• EXERCISE DESCRIPTION
Retype all the entries word for word, but omit the pictures.

• DATA ENTRIES
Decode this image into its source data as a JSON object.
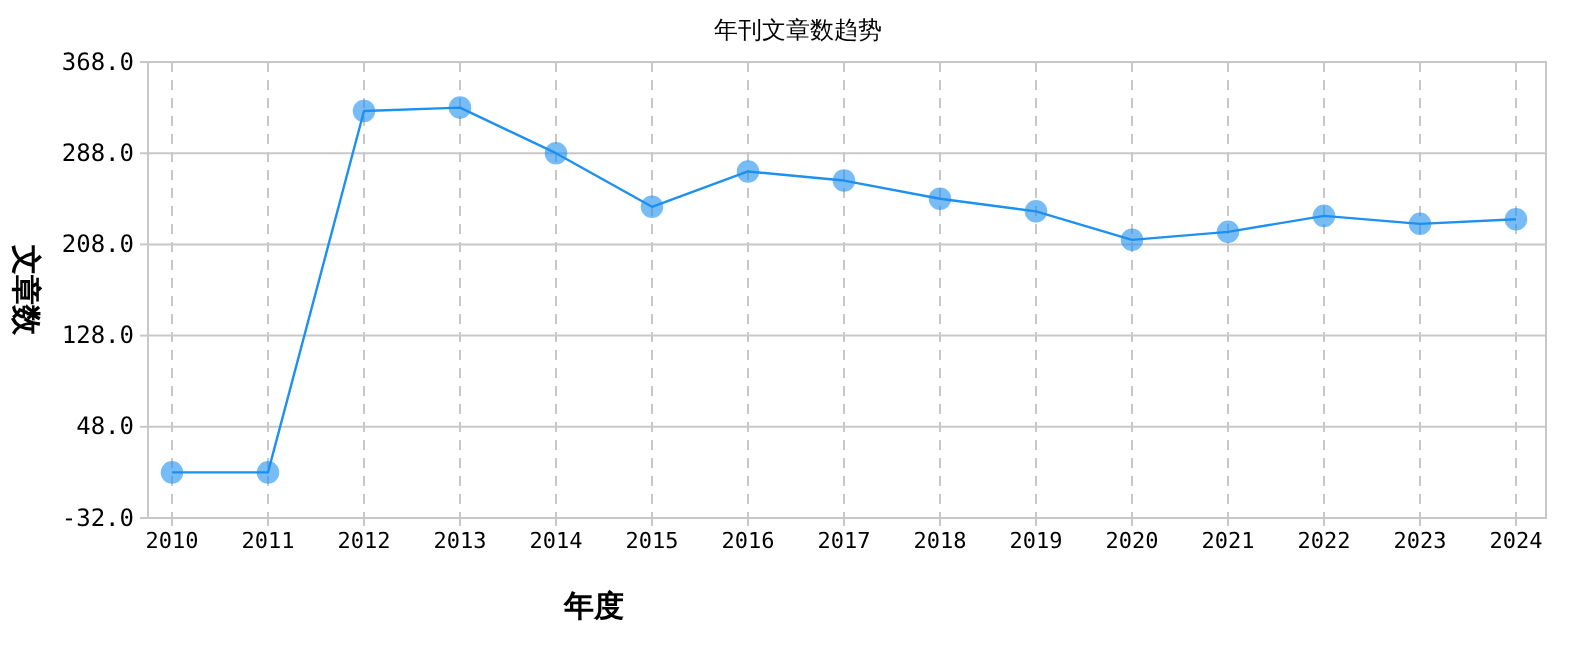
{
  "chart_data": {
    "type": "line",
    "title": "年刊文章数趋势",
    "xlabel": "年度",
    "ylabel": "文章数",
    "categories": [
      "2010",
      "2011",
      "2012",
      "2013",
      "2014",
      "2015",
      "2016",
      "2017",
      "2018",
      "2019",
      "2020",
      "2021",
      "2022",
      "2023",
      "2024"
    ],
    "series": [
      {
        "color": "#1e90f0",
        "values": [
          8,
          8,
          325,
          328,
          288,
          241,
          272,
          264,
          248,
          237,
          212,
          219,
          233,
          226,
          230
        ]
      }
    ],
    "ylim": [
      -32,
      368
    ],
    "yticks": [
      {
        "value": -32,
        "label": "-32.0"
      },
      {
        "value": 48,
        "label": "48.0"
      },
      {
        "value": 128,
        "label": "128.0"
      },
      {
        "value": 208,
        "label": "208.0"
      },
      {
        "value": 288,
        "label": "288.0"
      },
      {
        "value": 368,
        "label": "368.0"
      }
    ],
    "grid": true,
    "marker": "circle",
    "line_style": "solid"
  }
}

• REPLY TO THE TASK
Decode this image into its source data as a JSON object.
{
  "chart_data": {
    "type": "line",
    "title": "年刊文章数趋势",
    "xlabel": "年度",
    "ylabel": "文章数",
    "categories": [
      "2010",
      "2011",
      "2012",
      "2013",
      "2014",
      "2015",
      "2016",
      "2017",
      "2018",
      "2019",
      "2020",
      "2021",
      "2022",
      "2023",
      "2024"
    ],
    "series": [
      {
        "color": "#1e90f0",
        "values": [
          8,
          8,
          325,
          328,
          288,
          241,
          272,
          264,
          248,
          237,
          212,
          219,
          233,
          226,
          230
        ]
      }
    ],
    "ylim": [
      -32,
      368
    ],
    "yticks": [
      {
        "value": -32,
        "label": "-32.0"
      },
      {
        "value": 48,
        "label": "48.0"
      },
      {
        "value": 128,
        "label": "128.0"
      },
      {
        "value": 208,
        "label": "208.0"
      },
      {
        "value": 288,
        "label": "288.0"
      },
      {
        "value": 368,
        "label": "368.0"
      }
    ],
    "grid": true,
    "marker": "circle",
    "line_style": "solid"
  }
}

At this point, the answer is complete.